→ **Stated problem**: Each line containing the word "경력단절여성" needs to be copied.

→ **Information given**:
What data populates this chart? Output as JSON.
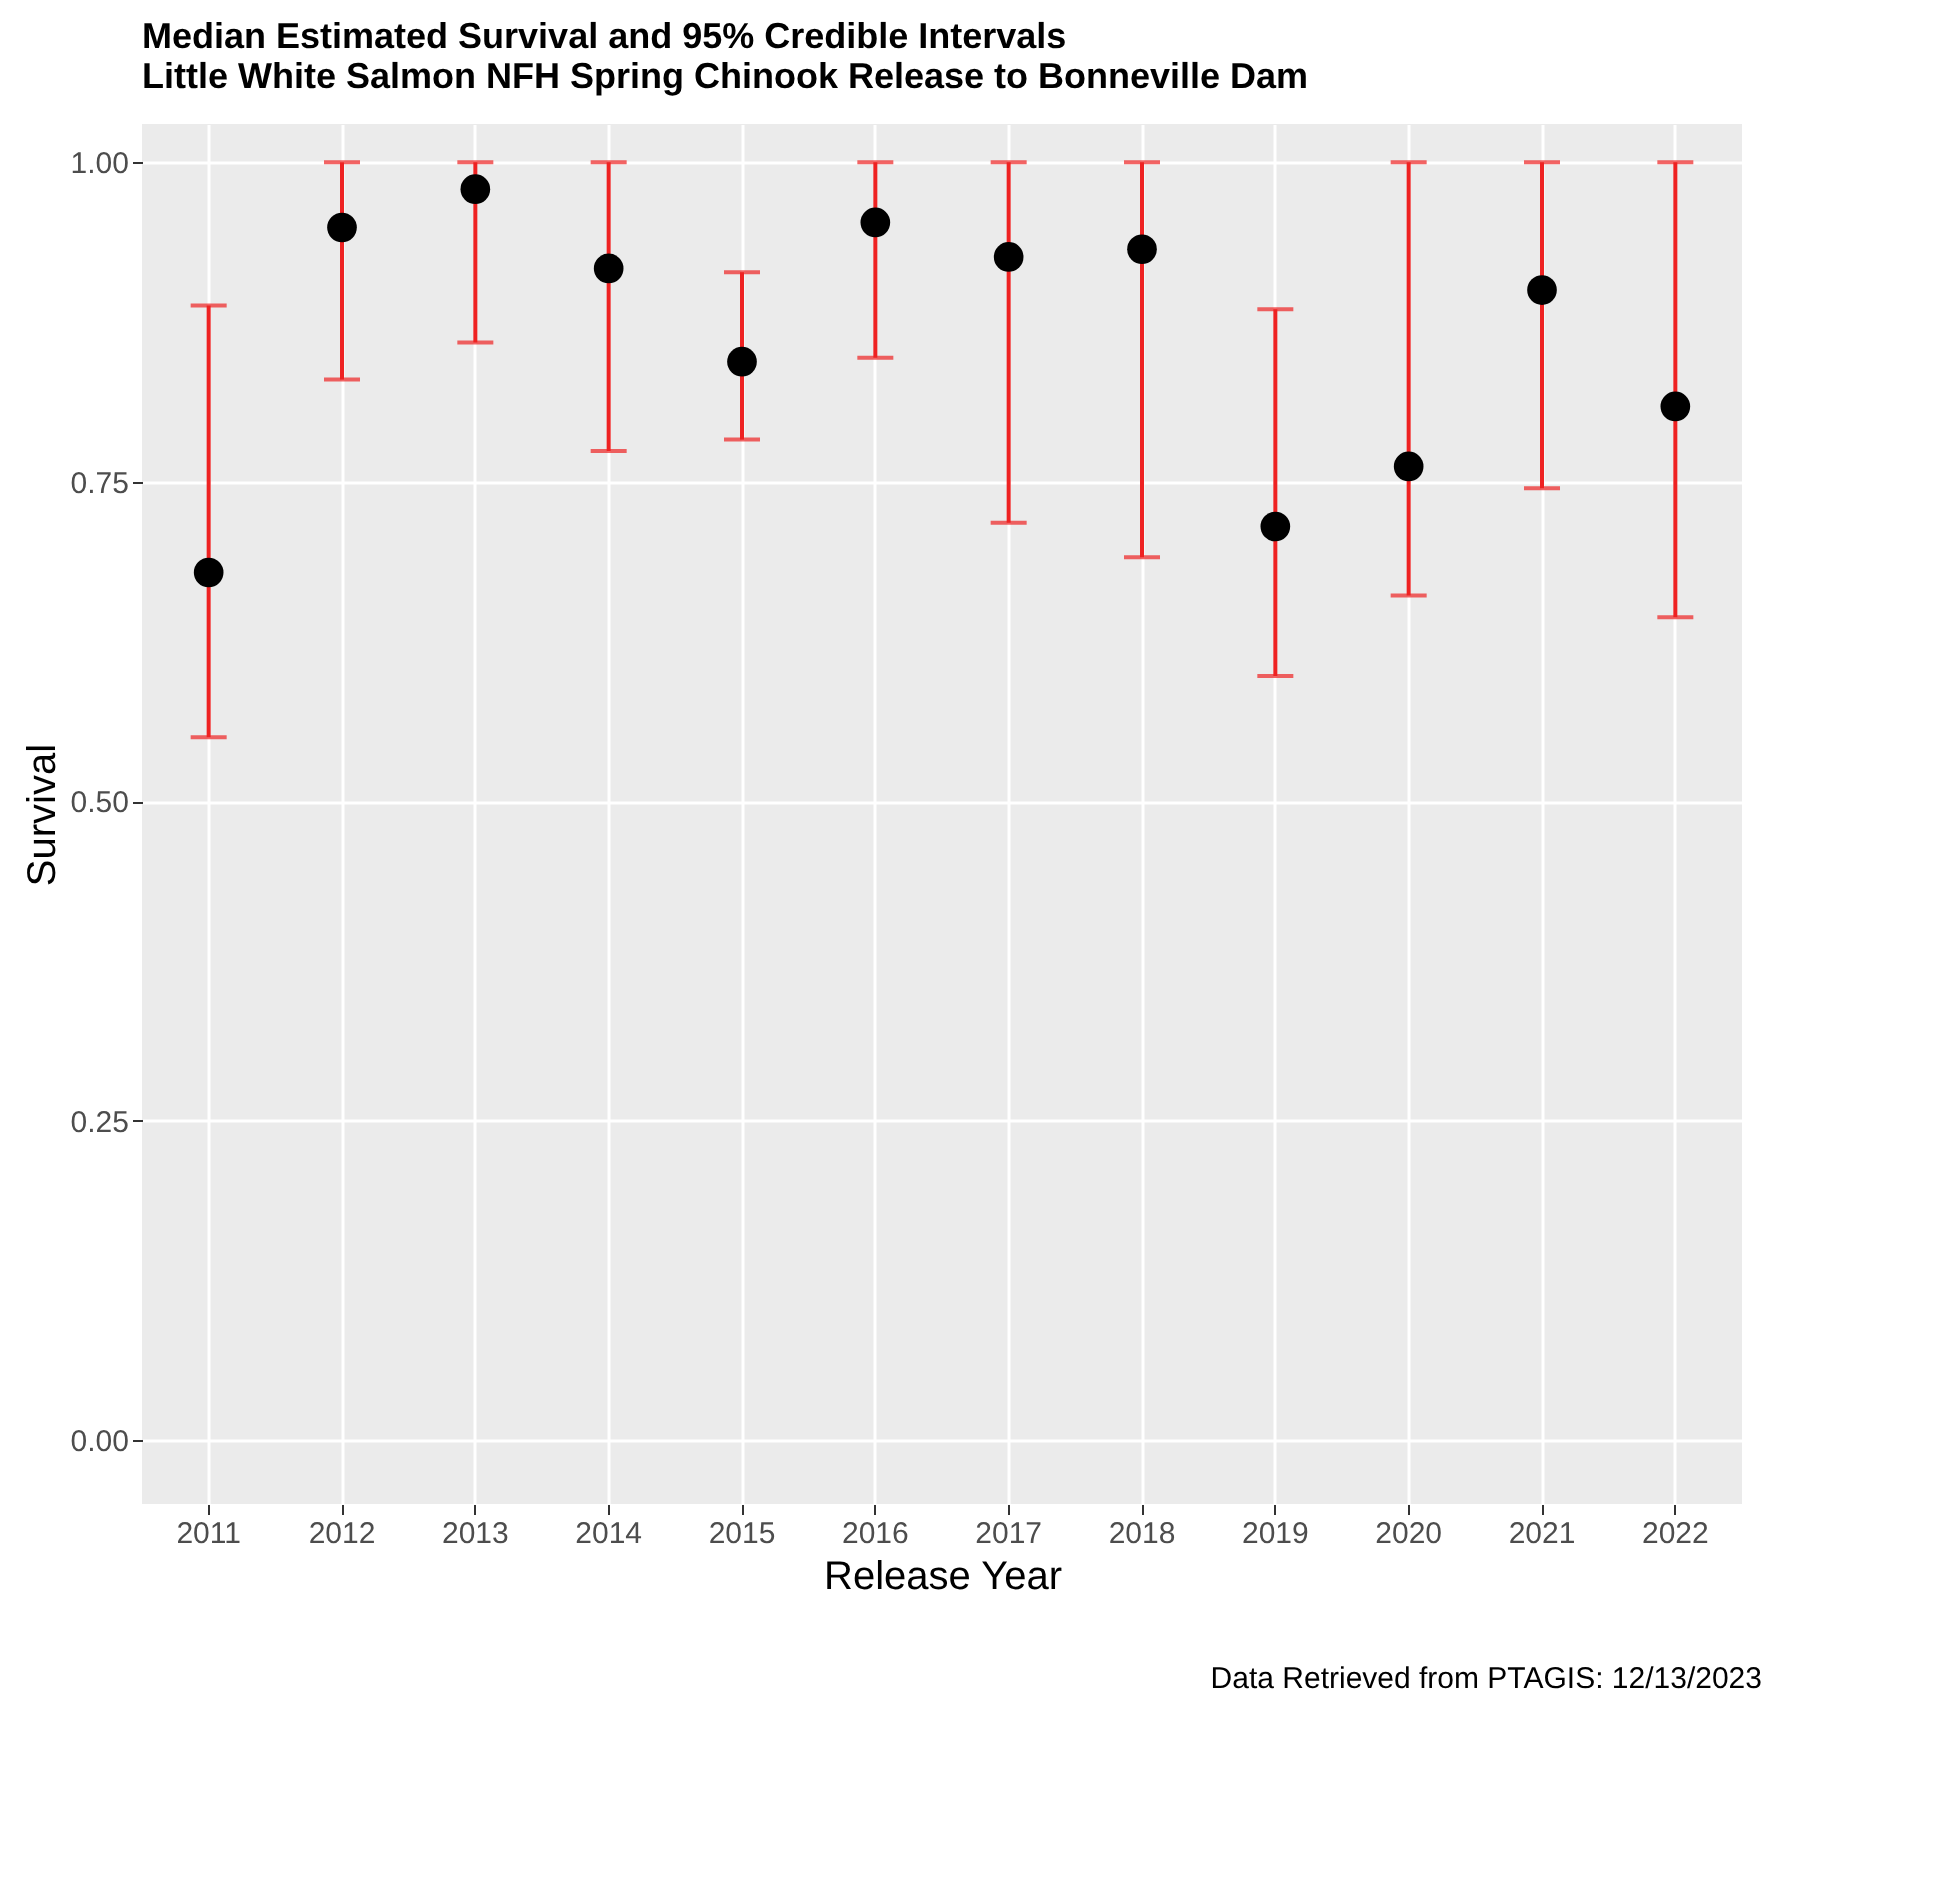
{
  "chart_data": {
    "type": "scatter",
    "title": "Median Estimated Survival and 95% Credible Intervals",
    "subtitle": "Little White Salmon NFH Spring Chinook Release to Bonneville Dam",
    "xlabel": "Release Year",
    "ylabel": "Survival",
    "categories": [
      "2011",
      "2012",
      "2013",
      "2014",
      "2015",
      "2016",
      "2017",
      "2018",
      "2019",
      "2020",
      "2021",
      "2022"
    ],
    "series": [
      {
        "color": "#000000",
        "values": [
          0.679,
          0.949,
          0.979,
          0.917,
          0.844,
          0.953,
          0.926,
          0.932,
          0.715,
          0.762,
          0.9,
          0.809
        ],
        "errors": [
          [
            0.55,
            0.888
          ],
          [
            0.83,
            1.0
          ],
          [
            0.859,
            1.0
          ],
          [
            0.774,
            1.0
          ],
          [
            0.783,
            0.914
          ],
          [
            0.847,
            1.0
          ],
          [
            0.718,
            1.0
          ],
          [
            0.691,
            1.0
          ],
          [
            0.598,
            0.885
          ],
          [
            0.661,
            1.0
          ],
          [
            0.745,
            1.0
          ],
          [
            0.644,
            1.0
          ]
        ]
      }
    ],
    "ylim": [
      -0.05,
      1.03
    ],
    "yticks": [
      {
        "value": 0,
        "label": "0.00"
      },
      {
        "value": 0.25,
        "label": "0.25"
      },
      {
        "value": 0.5,
        "label": "0.50"
      },
      {
        "value": 0.75,
        "label": "0.75"
      },
      {
        "value": 1,
        "label": "1.00"
      }
    ],
    "grid": true,
    "marker": "circle",
    "annotations": [
      "Data Retrieved from PTAGIS: 12/13/2023"
    ]
  }
}
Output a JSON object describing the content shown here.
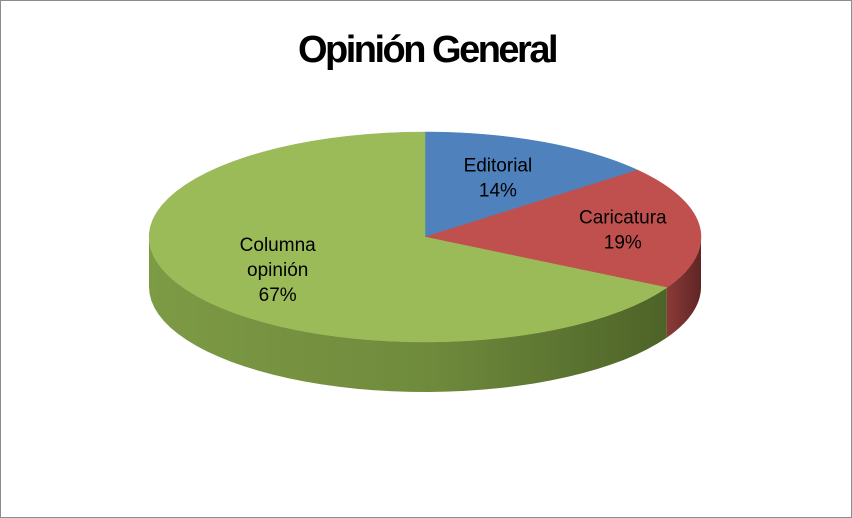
{
  "chart_data": {
    "type": "pie",
    "title": "Opinión General",
    "slices": [
      {
        "label": "Editorial",
        "value": 14,
        "color": "#4f81bd"
      },
      {
        "label": "Caricatura",
        "value": 19,
        "color": "#c0504d"
      },
      {
        "label": "Columna opinión",
        "value": 67,
        "color": "#9bbb59"
      }
    ],
    "data_labels": [
      {
        "name_lines": [
          "Editorial"
        ],
        "pct": "14%"
      },
      {
        "name_lines": [
          "Caricatura"
        ],
        "pct": "19%"
      },
      {
        "name_lines": [
          "Columna",
          "opinión"
        ],
        "pct": "67%"
      }
    ],
    "legend": "none",
    "style": "3d-pie"
  }
}
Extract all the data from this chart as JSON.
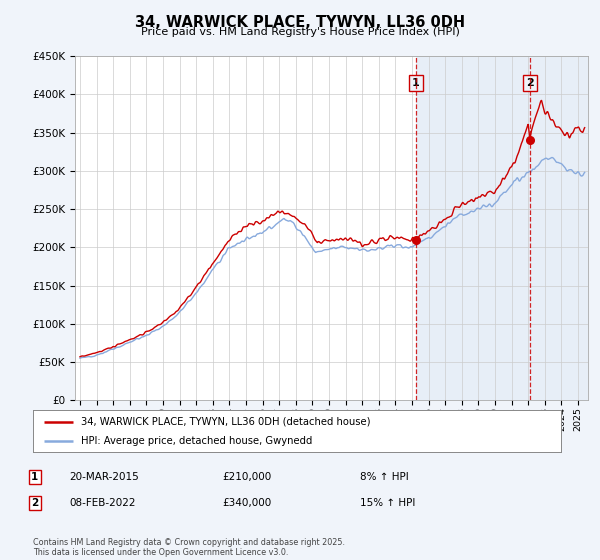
{
  "title": "34, WARWICK PLACE, TYWYN, LL36 0DH",
  "subtitle": "Price paid vs. HM Land Registry's House Price Index (HPI)",
  "ylim": [
    0,
    450000
  ],
  "xlim_start": 1994.7,
  "xlim_end": 2025.6,
  "red_line_color": "#cc0000",
  "blue_line_color": "#88aadd",
  "shade_color": "#dde8f5",
  "vline1_x": 2015.22,
  "vline2_x": 2022.1,
  "marker1_x": 2015.22,
  "marker1_y": 210000,
  "marker2_x": 2022.1,
  "marker2_y": 340000,
  "legend_label1": "34, WARWICK PLACE, TYWYN, LL36 0DH (detached house)",
  "legend_label2": "HPI: Average price, detached house, Gwynedd",
  "annotation1_num": "1",
  "annotation1_date": "20-MAR-2015",
  "annotation1_price": "£210,000",
  "annotation1_hpi": "8% ↑ HPI",
  "annotation2_num": "2",
  "annotation2_date": "08-FEB-2022",
  "annotation2_price": "£340,000",
  "annotation2_hpi": "15% ↑ HPI",
  "footer": "Contains HM Land Registry data © Crown copyright and database right 2025.\nThis data is licensed under the Open Government Licence v3.0.",
  "background_color": "#f0f4fa",
  "plot_bg_color": "#ffffff"
}
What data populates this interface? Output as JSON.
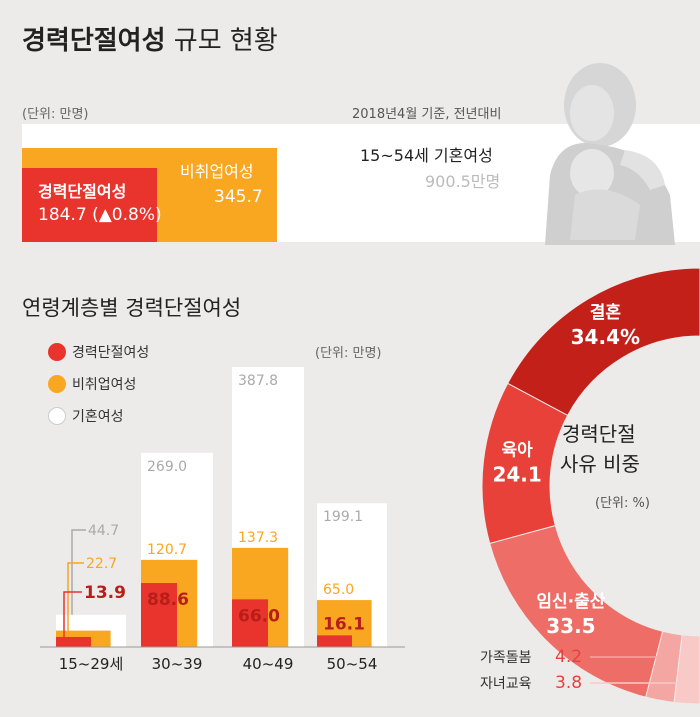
{
  "header": {
    "title_bold": "경력단절여성",
    "title_rest": " 규모 현황",
    "unit": "(단위: 만명)",
    "basis": "2018년4월 기준, 전년대비"
  },
  "summary": {
    "career_break_label": "경력단절여성",
    "career_break_value": "184.7 (▲0.8%)",
    "non_employed_label": "비취업여성",
    "non_employed_value": "345.7",
    "married_label": "15~54세 기혼여성",
    "married_value": "900.5만명"
  },
  "age_section": {
    "title": "연령계층별 경력단절여성",
    "unit": "(단위: 만명)",
    "legend": [
      "경력단절여성",
      "비취업여성",
      "기혼여성"
    ]
  },
  "colors": {
    "career_break": "#e9332d",
    "non_employed": "#f9a621",
    "married": "#ffffff",
    "donut_dark": "#c4201a",
    "donut_mid": "#e8413a",
    "donut_light": "#ef6d67",
    "donut_pale1": "#f4a6a2",
    "donut_pale2": "#f8c9c6"
  },
  "donut": {
    "center_line1": "경력단절",
    "center_line2": "사유 비중",
    "unit": "(단위: %)"
  },
  "chart_data": [
    {
      "type": "bar",
      "categories": [
        "15~29세",
        "30~39",
        "40~49",
        "50~54"
      ],
      "series": [
        {
          "name": "경력단절여성",
          "values": [
            13.9,
            88.6,
            66.0,
            16.1
          ],
          "labels": [
            "13.9",
            "88.6",
            "66.0",
            "16.1"
          ]
        },
        {
          "name": "비취업여성",
          "values": [
            22.7,
            120.7,
            137.3,
            65.0
          ],
          "labels": [
            "22.7",
            "120.7",
            "137.3",
            "65.0"
          ]
        },
        {
          "name": "기혼여성",
          "values": [
            44.7,
            269.0,
            387.8,
            199.1
          ],
          "labels": [
            "44.7",
            "269.0",
            "387.8",
            "199.1"
          ]
        }
      ]
    },
    {
      "type": "pie",
      "categories": [
        "결혼",
        "육아",
        "임신·출산",
        "가족돌봄",
        "자녀교육"
      ],
      "values": [
        34.4,
        24.1,
        33.5,
        4.2,
        3.8
      ],
      "labels": [
        "34.4%",
        "24.1",
        "33.5",
        "4.2",
        "3.8"
      ]
    }
  ]
}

→ **Solution to the problem**:
    "title_bold": "경력단절여성",
    "career_break_label": "경력단절여성",
    "title": "연령계층별 경력단절여성",
      "경력단절여성",
          "name": "경력단절여성",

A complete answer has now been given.